■ **Goal of the exercise**: Below are some entries; can you quote all of them exactly?

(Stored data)
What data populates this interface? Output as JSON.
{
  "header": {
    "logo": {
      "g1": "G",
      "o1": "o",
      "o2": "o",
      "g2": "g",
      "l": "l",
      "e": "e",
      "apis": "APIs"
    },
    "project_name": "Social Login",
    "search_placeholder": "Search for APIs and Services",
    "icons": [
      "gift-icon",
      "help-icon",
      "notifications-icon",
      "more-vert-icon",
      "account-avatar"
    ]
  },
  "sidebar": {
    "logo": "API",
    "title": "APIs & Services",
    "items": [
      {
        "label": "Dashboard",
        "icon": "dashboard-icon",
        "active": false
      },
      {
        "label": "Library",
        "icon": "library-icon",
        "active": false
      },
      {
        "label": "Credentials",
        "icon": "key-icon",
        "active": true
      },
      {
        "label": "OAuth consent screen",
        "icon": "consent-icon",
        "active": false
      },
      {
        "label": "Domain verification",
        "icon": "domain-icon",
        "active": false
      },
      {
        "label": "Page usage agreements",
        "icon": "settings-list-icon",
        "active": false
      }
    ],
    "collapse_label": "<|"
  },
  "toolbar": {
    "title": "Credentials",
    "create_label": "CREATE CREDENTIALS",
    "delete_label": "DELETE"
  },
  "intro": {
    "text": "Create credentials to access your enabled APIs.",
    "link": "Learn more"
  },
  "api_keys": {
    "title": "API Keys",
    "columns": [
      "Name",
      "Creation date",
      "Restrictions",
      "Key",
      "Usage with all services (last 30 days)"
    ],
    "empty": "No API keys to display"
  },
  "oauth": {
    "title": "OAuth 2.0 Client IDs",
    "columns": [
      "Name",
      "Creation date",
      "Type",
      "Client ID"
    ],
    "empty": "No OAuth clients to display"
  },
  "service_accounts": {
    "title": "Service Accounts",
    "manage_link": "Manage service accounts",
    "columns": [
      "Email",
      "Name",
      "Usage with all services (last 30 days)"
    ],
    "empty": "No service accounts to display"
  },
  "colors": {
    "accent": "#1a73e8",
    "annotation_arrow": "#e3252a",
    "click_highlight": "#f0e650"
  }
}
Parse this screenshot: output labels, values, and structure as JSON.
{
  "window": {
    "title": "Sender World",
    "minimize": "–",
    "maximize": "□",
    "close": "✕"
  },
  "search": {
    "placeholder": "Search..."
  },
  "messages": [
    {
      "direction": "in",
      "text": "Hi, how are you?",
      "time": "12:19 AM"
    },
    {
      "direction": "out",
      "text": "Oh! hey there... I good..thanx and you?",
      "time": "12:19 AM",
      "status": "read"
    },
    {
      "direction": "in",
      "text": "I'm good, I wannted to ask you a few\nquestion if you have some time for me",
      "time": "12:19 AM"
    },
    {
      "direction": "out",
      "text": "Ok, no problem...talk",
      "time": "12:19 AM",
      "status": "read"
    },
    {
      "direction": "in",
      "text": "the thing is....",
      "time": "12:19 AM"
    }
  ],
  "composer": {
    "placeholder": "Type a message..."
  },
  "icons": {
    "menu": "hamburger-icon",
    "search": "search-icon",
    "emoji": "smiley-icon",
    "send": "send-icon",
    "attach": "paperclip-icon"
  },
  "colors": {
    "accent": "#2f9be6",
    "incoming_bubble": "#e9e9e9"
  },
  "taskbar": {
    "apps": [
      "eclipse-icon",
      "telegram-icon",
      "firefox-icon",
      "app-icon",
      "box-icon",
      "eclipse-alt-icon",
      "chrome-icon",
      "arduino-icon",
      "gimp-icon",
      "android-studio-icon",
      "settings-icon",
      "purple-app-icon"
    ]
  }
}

■ **Solution**:
What data populates this interface? Output as JSON.
{
  "header": {
    "logo": {
      "g1": "G",
      "o1": "o",
      "o2": "o",
      "g2": "g",
      "l": "l",
      "e": "e",
      "apis": "APIs"
    },
    "project_name": "Social Login",
    "search_placeholder": "Search for APIs and Services",
    "icons": [
      "gift-icon",
      "help-icon",
      "notifications-icon",
      "more-vert-icon",
      "account-avatar"
    ]
  },
  "sidebar": {
    "logo": "API",
    "title": "APIs & Services",
    "items": [
      {
        "label": "Dashboard",
        "icon": "dashboard-icon",
        "active": false
      },
      {
        "label": "Library",
        "icon": "library-icon",
        "active": false
      },
      {
        "label": "Credentials",
        "icon": "key-icon",
        "active": true
      },
      {
        "label": "OAuth consent screen",
        "icon": "consent-icon",
        "active": false
      },
      {
        "label": "Domain verification",
        "icon": "domain-icon",
        "active": false
      },
      {
        "label": "Page usage agreements",
        "icon": "settings-list-icon",
        "active": false
      }
    ],
    "collapse_label": "<|"
  },
  "toolbar": {
    "title": "Credentials",
    "create_label": "CREATE CREDENTIALS",
    "delete_label": "DELETE"
  },
  "intro": {
    "text": "Create credentials to access your enabled APIs.",
    "link": "Learn more"
  },
  "api_keys": {
    "title": "API Keys",
    "columns": [
      "Name",
      "Creation date",
      "Restrictions",
      "Key",
      "Usage with all services (last 30 days)"
    ],
    "empty": "No API keys to display"
  },
  "oauth": {
    "title": "OAuth 2.0 Client IDs",
    "columns": [
      "Name",
      "Creation date",
      "Type",
      "Client ID"
    ],
    "empty": "No OAuth clients to display"
  },
  "service_accounts": {
    "title": "Service Accounts",
    "manage_link": "Manage service accounts",
    "columns": [
      "Email",
      "Name",
      "Usage with all services (last 30 days)"
    ],
    "empty": "No service accounts to display"
  },
  "colors": {
    "accent": "#1a73e8",
    "annotation_arrow": "#e3252a",
    "click_highlight": "#f0e650"
  }
}
Parse this screenshot: output labels, values, and structure as JSON.
{
  "window": {
    "title": "Sender World",
    "minimize": "–",
    "maximize": "□",
    "close": "✕"
  },
  "search": {
    "placeholder": "Search..."
  },
  "messages": [
    {
      "direction": "in",
      "text": "Hi, how are you?",
      "time": "12:19 AM"
    },
    {
      "direction": "out",
      "text": "Oh! hey there... I good..thanx and you?",
      "time": "12:19 AM",
      "status": "read"
    },
    {
      "direction": "in",
      "text": "I'm good, I wannted to ask you a few\nquestion if you have some time for me",
      "time": "12:19 AM"
    },
    {
      "direction": "out",
      "text": "Ok, no problem...talk",
      "time": "12:19 AM",
      "status": "read"
    },
    {
      "direction": "in",
      "text": "the thing is....",
      "time": "12:19 AM"
    }
  ],
  "composer": {
    "placeholder": "Type a message..."
  },
  "icons": {
    "menu": "hamburger-icon",
    "search": "search-icon",
    "emoji": "smiley-icon",
    "send": "send-icon",
    "attach": "paperclip-icon"
  },
  "colors": {
    "accent": "#2f9be6",
    "incoming_bubble": "#e9e9e9"
  },
  "taskbar": {
    "apps": [
      "eclipse-icon",
      "telegram-icon",
      "firefox-icon",
      "app-icon",
      "box-icon",
      "eclipse-alt-icon",
      "chrome-icon",
      "arduino-icon",
      "gimp-icon",
      "android-studio-icon",
      "settings-icon",
      "purple-app-icon"
    ]
  }
}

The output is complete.